Collection entries
┄┄┄┄┄┄┄┄┄┄

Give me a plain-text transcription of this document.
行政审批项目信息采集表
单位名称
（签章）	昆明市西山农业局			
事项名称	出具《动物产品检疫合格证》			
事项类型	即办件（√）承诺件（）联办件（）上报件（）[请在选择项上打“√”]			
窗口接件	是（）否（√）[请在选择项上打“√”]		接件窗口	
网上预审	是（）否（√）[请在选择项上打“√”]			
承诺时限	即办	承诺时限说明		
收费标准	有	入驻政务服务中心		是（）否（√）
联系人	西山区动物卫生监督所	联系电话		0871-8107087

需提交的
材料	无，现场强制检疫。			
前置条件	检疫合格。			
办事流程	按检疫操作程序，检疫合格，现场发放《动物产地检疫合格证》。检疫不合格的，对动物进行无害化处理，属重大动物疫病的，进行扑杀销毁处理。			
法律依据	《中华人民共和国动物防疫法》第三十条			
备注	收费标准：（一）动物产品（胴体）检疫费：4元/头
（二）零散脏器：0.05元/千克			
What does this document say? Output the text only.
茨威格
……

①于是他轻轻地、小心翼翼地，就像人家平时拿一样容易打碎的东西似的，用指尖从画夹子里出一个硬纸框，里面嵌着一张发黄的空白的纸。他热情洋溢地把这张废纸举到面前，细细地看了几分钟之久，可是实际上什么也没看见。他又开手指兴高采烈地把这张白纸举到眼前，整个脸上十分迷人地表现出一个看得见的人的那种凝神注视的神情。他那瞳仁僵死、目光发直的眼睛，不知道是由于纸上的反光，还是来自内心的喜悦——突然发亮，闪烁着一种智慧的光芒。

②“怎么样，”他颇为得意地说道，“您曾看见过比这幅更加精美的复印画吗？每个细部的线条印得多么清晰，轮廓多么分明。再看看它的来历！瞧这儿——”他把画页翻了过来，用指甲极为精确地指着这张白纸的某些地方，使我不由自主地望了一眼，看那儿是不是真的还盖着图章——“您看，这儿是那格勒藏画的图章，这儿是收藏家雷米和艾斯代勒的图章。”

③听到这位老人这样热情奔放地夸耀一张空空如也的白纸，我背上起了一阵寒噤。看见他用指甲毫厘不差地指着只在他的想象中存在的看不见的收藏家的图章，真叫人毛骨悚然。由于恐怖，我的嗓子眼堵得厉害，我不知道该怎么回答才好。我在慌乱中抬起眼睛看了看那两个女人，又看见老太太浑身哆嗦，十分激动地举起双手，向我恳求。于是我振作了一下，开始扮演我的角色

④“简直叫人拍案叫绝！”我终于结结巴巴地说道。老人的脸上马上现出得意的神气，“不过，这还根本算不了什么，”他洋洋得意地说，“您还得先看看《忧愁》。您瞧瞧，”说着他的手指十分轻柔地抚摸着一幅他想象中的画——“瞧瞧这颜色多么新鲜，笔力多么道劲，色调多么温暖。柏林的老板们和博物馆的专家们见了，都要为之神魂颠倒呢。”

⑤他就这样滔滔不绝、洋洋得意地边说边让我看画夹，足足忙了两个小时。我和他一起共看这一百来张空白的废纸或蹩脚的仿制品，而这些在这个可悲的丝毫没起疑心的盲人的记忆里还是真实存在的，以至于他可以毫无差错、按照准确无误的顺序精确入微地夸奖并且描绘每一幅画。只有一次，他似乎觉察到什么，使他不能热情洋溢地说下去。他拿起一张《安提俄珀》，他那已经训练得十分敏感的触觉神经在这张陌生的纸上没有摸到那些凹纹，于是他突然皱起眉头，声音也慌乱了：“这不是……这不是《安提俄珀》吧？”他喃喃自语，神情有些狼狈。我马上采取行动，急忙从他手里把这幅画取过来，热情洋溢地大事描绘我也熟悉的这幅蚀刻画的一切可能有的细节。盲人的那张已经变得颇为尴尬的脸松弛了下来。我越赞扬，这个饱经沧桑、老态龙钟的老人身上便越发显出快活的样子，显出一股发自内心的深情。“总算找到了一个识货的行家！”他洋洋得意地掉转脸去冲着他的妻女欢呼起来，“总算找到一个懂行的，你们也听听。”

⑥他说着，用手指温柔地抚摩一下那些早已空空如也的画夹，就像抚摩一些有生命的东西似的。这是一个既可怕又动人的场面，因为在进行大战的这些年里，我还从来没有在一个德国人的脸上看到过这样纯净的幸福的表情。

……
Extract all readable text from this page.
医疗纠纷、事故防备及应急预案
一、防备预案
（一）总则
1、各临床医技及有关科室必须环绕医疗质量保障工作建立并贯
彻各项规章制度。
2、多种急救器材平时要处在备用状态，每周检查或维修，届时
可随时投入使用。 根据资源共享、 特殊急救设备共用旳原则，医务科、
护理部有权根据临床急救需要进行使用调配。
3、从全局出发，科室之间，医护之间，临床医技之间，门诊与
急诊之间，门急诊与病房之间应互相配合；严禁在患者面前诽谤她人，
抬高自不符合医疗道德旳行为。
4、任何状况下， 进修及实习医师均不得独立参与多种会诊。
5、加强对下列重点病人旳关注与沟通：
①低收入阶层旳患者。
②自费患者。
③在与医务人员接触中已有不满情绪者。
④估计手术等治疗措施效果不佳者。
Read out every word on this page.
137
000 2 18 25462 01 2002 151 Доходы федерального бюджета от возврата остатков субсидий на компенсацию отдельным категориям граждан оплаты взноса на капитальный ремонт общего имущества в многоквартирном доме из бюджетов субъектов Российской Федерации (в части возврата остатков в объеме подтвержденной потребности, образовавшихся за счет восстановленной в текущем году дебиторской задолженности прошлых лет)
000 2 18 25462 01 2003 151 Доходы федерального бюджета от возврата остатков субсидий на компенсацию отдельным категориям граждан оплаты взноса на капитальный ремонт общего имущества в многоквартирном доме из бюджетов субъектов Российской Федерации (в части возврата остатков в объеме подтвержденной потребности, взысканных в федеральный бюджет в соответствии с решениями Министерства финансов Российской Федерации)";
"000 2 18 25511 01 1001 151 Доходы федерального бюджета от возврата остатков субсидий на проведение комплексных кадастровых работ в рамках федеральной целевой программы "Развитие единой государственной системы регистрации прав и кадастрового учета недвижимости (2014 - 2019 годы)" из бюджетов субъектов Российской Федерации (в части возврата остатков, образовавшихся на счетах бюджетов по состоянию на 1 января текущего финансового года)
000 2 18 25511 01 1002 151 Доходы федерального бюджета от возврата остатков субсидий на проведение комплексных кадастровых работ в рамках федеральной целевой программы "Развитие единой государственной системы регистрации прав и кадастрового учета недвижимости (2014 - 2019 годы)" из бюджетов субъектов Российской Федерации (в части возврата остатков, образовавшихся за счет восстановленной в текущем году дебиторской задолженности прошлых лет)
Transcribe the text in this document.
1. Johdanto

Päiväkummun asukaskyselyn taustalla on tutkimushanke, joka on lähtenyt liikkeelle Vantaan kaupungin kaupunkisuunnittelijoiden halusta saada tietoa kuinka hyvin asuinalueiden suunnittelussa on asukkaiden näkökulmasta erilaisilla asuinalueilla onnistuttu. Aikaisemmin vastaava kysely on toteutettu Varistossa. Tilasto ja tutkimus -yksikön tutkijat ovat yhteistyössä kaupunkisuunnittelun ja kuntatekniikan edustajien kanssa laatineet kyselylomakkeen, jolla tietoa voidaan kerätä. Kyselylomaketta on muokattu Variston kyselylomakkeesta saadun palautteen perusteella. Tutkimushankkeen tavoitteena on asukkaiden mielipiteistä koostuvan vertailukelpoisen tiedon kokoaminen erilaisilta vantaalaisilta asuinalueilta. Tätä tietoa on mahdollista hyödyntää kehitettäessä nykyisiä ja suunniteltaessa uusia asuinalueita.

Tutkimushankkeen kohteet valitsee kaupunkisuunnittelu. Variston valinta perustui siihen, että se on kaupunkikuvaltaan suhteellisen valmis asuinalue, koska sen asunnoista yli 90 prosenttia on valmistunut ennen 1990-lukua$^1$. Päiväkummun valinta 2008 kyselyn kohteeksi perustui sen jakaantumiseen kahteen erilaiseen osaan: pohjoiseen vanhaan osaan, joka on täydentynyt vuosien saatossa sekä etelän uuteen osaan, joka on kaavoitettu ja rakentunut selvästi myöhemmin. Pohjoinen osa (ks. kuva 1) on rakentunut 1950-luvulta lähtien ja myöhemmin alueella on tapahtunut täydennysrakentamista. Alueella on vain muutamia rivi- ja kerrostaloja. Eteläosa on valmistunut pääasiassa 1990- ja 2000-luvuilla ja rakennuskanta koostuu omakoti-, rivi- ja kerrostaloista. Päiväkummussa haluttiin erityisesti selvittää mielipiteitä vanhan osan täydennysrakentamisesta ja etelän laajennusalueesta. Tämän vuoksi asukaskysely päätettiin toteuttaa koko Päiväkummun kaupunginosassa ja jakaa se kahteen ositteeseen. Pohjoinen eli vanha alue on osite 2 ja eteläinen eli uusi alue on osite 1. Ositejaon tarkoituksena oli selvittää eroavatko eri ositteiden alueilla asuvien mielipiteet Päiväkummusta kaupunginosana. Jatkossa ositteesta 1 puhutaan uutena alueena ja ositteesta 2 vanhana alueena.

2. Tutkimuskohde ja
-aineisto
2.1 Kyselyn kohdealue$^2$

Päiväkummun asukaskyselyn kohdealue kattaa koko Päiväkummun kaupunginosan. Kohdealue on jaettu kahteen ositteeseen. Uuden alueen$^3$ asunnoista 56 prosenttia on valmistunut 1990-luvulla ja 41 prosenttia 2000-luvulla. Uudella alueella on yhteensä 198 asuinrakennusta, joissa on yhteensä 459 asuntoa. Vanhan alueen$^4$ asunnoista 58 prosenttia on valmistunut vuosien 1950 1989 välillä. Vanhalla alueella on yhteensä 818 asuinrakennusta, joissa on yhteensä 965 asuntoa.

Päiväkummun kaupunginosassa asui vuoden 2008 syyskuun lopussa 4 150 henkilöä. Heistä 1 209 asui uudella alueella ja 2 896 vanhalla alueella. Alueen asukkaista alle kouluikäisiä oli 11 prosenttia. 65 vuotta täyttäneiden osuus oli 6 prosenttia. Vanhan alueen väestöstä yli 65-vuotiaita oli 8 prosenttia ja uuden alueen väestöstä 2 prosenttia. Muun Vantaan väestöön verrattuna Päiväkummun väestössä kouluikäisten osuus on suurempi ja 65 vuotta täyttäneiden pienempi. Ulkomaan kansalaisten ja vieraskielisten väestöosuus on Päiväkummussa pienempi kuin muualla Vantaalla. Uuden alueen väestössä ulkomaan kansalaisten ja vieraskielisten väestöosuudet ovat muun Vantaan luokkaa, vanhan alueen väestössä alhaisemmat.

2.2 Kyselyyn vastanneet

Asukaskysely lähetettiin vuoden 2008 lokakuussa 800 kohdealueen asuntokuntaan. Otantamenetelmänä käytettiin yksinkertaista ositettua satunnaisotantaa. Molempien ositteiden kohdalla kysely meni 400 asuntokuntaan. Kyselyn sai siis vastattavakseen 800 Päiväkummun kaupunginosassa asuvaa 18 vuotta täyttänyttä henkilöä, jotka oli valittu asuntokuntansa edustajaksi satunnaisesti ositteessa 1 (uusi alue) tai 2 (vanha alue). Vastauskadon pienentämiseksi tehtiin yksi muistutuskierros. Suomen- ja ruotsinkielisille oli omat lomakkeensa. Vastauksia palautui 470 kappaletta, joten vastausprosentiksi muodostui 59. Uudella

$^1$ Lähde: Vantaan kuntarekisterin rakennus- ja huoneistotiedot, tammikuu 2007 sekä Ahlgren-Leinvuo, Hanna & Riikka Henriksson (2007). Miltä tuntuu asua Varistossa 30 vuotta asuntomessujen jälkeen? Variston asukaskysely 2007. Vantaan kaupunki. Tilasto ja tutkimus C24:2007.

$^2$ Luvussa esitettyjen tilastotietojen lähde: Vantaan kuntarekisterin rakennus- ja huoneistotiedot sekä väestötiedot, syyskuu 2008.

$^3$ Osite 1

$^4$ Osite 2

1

┄┄┄┄┄┄┄┄┄┄

[Do this] Scan the lines for the string "Varistossa". Copy out each line that matches.

[Answer to this problem]
Päiväkummun asukaskyselyn taustalla on tutkimushanke, joka on lähtenyt liikkeelle Vantaan kaupungin kaupunkisuunnittelijoiden halusta saada tietoa kuinka hyvin asuinalueiden suunnittelussa on asukkaiden näkökulmasta erilaisilla asuinalueilla onnistuttu. Aikaisemmin vastaava kysely on toteutettu Varistossa. Tilasto ja tutkimus -yksikön tutkijat ovat yhteistyössä kaupunkisuunnittelun ja kuntatekniikan edustajien kanssa laatineet kyselylomakkeen, jolla tietoa voidaan kerätä. Kyselylomaketta on muokattu Variston kyselylomakkeesta saadun palautteen perusteella. Tutkimushankkeen tavoitteena on asukkaiden mielipiteistä koostuvan vertailukelpoisen tiedon kokoaminen erilaisilta vantaalaisilta asuinalueilta. Tätä tietoa on mahdollista hyödyntää kehitettäessä nykyisiä ja suunniteltaessa uusia asuinalueita.
$^1$ Lähde: Vantaan kuntarekisterin rakennus- ja huoneistotiedot, tammikuu 2007 sekä Ahlgren-Leinvuo, Hanna & Riikka Henriksson (2007). Miltä tuntuu asua Varistossa 30 vuotta asuntomessujen jälkeen? Variston asukaskysely 2007. Vantaan kaupunki. Tilasto ja tutkimus C24:2007.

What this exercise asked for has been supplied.